The task
Set down, without alteration, the lines from the one that contains "Reverse-engineer this chart into JSON." through the final line of the material below.

-- Start of Entries supplied --

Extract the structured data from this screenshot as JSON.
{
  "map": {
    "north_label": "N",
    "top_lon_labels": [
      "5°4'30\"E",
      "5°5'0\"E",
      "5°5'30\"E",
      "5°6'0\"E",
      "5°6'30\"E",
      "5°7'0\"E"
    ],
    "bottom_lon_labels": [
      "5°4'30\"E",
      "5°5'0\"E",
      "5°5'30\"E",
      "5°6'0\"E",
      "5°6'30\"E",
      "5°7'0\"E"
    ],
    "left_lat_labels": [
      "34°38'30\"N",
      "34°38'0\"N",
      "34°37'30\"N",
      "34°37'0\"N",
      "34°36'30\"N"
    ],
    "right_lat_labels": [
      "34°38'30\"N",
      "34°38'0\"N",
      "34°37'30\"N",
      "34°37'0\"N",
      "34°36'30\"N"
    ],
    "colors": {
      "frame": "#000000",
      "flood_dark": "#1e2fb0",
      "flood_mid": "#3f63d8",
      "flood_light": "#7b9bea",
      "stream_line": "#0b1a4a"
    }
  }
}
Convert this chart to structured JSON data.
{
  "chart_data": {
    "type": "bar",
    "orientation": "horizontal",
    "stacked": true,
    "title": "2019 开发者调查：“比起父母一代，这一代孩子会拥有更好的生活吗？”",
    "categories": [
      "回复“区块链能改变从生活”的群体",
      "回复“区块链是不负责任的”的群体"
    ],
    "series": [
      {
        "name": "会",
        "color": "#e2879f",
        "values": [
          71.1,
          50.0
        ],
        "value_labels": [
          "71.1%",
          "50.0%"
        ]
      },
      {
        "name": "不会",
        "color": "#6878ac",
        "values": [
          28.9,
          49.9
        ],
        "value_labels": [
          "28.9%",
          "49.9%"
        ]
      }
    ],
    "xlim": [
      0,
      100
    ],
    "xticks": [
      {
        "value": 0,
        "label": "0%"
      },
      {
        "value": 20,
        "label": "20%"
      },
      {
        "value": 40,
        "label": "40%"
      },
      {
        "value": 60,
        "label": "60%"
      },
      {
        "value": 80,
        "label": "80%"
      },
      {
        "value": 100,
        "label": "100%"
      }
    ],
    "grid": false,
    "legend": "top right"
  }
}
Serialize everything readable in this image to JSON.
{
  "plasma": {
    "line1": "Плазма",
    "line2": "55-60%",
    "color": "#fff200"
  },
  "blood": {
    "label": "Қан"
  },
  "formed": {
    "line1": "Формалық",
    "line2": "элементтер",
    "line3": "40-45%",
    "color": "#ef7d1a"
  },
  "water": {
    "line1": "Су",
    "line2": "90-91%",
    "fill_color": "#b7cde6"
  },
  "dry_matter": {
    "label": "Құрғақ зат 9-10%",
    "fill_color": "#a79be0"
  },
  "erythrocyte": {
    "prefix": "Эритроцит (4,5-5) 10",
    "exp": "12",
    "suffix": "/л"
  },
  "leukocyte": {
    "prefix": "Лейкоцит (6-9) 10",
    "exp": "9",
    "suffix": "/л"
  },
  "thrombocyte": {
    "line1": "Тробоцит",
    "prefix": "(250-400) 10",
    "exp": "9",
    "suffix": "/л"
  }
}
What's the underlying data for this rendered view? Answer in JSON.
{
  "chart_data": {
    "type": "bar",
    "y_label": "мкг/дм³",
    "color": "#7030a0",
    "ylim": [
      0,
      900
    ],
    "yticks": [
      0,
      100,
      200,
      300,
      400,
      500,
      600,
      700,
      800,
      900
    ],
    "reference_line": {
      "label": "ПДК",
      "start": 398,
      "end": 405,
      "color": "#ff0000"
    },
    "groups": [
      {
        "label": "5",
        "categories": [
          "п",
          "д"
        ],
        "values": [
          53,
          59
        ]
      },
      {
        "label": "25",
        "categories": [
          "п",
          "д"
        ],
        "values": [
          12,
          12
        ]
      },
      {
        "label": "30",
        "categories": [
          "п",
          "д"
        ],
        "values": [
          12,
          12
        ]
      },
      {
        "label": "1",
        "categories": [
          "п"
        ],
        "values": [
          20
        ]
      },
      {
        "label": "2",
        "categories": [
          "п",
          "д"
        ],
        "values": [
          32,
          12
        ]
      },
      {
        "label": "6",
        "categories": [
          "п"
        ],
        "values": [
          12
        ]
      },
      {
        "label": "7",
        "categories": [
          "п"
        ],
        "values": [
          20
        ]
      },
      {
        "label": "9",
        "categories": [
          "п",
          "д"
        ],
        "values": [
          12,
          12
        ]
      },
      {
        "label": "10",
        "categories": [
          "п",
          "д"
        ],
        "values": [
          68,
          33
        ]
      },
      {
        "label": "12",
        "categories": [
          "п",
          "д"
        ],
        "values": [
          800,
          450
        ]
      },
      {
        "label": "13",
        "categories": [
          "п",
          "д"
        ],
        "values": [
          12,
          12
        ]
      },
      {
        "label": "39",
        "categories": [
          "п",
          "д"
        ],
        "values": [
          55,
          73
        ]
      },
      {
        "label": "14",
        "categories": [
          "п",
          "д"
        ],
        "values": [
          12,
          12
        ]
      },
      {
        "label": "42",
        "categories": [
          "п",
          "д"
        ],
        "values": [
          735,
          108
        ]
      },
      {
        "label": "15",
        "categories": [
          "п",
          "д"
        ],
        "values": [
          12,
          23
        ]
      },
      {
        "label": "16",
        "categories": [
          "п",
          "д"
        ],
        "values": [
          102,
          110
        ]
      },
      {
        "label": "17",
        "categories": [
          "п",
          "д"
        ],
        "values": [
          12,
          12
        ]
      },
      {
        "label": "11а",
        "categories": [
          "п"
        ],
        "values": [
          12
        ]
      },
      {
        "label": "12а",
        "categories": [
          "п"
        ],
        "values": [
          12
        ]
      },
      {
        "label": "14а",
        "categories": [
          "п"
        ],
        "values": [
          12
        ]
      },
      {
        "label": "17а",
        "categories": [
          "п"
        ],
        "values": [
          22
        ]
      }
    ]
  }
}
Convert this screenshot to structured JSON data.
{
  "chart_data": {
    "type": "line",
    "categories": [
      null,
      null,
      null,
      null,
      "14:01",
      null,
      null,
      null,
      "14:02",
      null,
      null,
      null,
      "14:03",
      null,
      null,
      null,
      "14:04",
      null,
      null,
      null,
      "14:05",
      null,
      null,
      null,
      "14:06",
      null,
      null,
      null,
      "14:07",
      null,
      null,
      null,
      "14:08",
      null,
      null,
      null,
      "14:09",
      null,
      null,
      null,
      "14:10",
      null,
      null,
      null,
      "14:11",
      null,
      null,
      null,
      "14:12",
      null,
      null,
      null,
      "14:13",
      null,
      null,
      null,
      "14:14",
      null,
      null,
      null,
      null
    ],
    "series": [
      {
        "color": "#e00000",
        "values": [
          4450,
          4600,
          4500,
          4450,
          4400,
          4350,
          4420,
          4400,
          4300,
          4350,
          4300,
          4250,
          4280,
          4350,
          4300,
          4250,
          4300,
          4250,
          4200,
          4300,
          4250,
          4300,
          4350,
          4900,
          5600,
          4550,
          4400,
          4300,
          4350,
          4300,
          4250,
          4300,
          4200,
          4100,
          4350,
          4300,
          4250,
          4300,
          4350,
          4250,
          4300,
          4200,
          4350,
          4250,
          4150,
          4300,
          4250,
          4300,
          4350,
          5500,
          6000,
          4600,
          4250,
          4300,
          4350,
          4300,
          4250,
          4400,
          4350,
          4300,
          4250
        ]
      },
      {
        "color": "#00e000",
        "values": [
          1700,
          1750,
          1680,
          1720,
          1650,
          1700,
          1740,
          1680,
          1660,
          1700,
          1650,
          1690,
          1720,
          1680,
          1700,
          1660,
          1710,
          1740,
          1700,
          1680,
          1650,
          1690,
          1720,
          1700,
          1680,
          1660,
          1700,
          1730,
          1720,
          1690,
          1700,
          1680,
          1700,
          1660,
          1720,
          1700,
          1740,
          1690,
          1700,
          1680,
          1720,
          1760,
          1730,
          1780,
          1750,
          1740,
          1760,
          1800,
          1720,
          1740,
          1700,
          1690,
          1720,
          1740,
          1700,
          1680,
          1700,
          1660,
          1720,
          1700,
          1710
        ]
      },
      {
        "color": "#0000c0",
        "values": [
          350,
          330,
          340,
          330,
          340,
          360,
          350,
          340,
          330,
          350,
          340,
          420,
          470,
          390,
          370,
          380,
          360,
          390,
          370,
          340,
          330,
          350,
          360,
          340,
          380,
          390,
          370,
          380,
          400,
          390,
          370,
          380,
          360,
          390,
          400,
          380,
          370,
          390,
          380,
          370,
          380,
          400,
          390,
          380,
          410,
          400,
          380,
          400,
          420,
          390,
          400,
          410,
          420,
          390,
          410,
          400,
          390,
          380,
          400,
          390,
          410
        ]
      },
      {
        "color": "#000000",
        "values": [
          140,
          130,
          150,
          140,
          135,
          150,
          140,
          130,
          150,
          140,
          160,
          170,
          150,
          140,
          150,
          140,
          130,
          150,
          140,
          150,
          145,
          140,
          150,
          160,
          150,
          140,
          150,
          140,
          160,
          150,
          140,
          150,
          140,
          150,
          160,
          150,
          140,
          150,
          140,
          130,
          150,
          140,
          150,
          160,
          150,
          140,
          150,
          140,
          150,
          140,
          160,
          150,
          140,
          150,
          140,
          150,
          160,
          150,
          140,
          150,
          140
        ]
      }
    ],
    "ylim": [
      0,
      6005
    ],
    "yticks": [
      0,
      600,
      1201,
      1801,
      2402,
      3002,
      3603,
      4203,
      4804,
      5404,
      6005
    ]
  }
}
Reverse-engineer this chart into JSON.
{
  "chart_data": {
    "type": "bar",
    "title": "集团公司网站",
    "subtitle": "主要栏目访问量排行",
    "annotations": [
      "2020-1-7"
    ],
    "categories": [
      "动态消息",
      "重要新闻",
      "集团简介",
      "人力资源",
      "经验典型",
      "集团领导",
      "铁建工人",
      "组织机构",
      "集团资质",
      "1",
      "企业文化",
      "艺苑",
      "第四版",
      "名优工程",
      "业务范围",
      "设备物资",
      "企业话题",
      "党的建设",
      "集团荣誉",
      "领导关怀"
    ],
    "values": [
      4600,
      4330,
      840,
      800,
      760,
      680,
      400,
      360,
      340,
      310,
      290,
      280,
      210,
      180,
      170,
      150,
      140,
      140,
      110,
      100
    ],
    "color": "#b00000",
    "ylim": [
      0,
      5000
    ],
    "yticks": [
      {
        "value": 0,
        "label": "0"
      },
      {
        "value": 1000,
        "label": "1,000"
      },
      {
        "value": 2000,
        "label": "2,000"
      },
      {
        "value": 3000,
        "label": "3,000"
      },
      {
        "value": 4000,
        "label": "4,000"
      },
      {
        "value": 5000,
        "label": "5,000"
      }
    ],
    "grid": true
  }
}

-- End of Entries supplied --

Answer to this exercise
Reverse-engineer this chart into JSON.
{
  "chart_data": {
    "type": "bar",
    "title": "集团公司网站",
    "subtitle": "主要栏目访问量排行",
    "annotations": [
      "2020-1-7"
    ],
    "categories": [
      "动态消息",
      "重要新闻",
      "集团简介",
      "人力资源",
      "经验典型",
      "集团领导",
      "铁建工人",
      "组织机构",
      "集团资质",
      "1",
      "企业文化",
      "艺苑",
      "第四版",
      "名优工程",
      "业务范围",
      "设备物资",
      "企业话题",
      "党的建设",
      "集团荣誉",
      "领导关怀"
    ],
    "values": [
      4600,
      4330,
      840,
      800,
      760,
      680,
      400,
      360,
      340,
      310,
      290,
      280,
      210,
      180,
      170,
      150,
      140,
      140,
      110,
      100
    ],
    "color": "#b00000",
    "ylim": [
      0,
      5000
    ],
    "yticks": [
      {
        "value": 0,
        "label": "0"
      },
      {
        "value": 1000,
        "label": "1,000"
      },
      {
        "value": 2000,
        "label": "2,000"
      },
      {
        "value": 3000,
        "label": "3,000"
      },
      {
        "value": 4000,
        "label": "4,000"
      },
      {
        "value": 5000,
        "label": "5,000"
      }
    ],
    "grid": true
  }
}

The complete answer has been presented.